#### Work to be completed
Tally the lines containing the word "coefficient" and give the total alone.

# Task data start

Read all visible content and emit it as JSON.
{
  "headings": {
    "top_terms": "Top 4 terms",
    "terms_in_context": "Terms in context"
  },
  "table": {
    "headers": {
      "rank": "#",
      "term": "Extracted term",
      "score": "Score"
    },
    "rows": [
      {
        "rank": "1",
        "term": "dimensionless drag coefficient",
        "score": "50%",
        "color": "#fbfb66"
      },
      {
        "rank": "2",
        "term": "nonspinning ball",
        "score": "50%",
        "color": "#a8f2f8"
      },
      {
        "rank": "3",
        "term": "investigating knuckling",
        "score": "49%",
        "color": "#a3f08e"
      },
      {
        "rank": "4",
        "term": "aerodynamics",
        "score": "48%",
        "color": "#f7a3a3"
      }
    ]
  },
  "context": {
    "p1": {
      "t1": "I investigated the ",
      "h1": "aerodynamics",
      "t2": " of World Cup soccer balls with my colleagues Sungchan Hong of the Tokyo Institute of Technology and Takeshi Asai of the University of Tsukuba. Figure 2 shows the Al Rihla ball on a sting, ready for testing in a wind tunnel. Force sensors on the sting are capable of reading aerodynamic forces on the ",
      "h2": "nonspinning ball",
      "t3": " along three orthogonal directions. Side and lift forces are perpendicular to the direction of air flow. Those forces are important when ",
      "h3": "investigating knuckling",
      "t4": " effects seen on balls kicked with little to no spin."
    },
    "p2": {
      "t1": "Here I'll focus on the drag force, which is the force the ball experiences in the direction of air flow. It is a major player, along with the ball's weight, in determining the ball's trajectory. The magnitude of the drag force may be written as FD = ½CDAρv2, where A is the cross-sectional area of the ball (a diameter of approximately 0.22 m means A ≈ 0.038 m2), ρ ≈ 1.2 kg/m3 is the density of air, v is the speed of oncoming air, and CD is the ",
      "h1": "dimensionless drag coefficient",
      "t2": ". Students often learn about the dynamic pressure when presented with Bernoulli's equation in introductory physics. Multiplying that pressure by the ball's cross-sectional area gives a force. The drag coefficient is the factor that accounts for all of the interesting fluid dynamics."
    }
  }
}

# Task data end

#### Answer below
3